> [Provided data]:

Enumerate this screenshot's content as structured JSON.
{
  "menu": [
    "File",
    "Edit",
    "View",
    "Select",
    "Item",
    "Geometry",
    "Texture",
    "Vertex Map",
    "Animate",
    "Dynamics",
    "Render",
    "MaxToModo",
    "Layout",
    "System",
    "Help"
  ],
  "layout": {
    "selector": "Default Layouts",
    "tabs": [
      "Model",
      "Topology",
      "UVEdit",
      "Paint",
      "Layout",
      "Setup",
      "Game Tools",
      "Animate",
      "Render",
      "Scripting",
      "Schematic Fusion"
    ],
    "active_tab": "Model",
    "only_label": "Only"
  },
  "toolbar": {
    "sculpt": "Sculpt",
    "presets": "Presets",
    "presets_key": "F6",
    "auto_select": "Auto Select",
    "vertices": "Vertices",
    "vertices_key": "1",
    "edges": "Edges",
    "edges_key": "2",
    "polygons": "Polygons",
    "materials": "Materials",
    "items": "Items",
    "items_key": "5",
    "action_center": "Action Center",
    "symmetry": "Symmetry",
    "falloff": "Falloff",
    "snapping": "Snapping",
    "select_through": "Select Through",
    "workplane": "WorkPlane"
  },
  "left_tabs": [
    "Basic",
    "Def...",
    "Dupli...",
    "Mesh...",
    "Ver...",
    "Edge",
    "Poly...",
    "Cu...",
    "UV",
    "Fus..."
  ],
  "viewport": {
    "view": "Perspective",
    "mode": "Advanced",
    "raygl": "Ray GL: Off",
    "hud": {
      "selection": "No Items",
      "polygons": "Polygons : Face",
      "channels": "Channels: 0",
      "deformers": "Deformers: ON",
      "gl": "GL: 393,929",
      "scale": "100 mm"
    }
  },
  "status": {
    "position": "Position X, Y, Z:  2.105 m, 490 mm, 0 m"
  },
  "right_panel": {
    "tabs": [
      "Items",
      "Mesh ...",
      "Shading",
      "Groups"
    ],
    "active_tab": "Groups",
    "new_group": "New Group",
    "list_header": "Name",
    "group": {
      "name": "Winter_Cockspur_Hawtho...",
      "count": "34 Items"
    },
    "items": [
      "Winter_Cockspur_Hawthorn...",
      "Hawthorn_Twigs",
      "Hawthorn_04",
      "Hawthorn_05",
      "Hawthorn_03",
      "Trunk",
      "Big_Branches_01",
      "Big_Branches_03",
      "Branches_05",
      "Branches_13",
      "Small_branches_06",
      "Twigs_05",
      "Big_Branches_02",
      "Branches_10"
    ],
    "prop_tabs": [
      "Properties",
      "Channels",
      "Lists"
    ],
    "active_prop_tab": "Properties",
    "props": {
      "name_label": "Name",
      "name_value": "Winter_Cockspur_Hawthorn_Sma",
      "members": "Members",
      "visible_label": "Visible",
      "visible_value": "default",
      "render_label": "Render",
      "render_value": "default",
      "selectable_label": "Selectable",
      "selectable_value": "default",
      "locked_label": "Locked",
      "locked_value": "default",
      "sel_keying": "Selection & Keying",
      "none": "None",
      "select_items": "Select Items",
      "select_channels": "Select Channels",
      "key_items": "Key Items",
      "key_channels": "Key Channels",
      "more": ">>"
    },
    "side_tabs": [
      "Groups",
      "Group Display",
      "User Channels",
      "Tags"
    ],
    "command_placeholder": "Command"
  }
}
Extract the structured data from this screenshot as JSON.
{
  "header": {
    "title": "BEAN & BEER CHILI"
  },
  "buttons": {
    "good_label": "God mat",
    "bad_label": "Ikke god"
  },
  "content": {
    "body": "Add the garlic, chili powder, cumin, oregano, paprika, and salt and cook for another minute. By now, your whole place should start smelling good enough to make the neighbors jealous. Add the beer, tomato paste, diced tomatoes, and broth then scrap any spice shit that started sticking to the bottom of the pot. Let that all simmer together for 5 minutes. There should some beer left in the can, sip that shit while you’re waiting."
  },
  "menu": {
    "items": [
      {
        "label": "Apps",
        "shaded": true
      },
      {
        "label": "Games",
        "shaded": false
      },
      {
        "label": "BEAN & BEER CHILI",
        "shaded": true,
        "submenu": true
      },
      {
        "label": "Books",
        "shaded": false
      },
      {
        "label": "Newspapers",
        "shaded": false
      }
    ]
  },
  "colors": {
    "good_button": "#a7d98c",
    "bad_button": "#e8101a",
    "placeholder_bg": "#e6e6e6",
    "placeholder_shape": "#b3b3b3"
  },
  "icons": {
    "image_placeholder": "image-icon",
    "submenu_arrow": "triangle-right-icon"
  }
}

> [Stated problem]: Go through the entries above and pull out each line with "Channels" in it.

> [Answer to the exercise]:
      "channels": "Channels: 0",
      "Channels",
      "select_channels": "Select Channels",
      "key_channels": "Key Channels",
      "User Channels",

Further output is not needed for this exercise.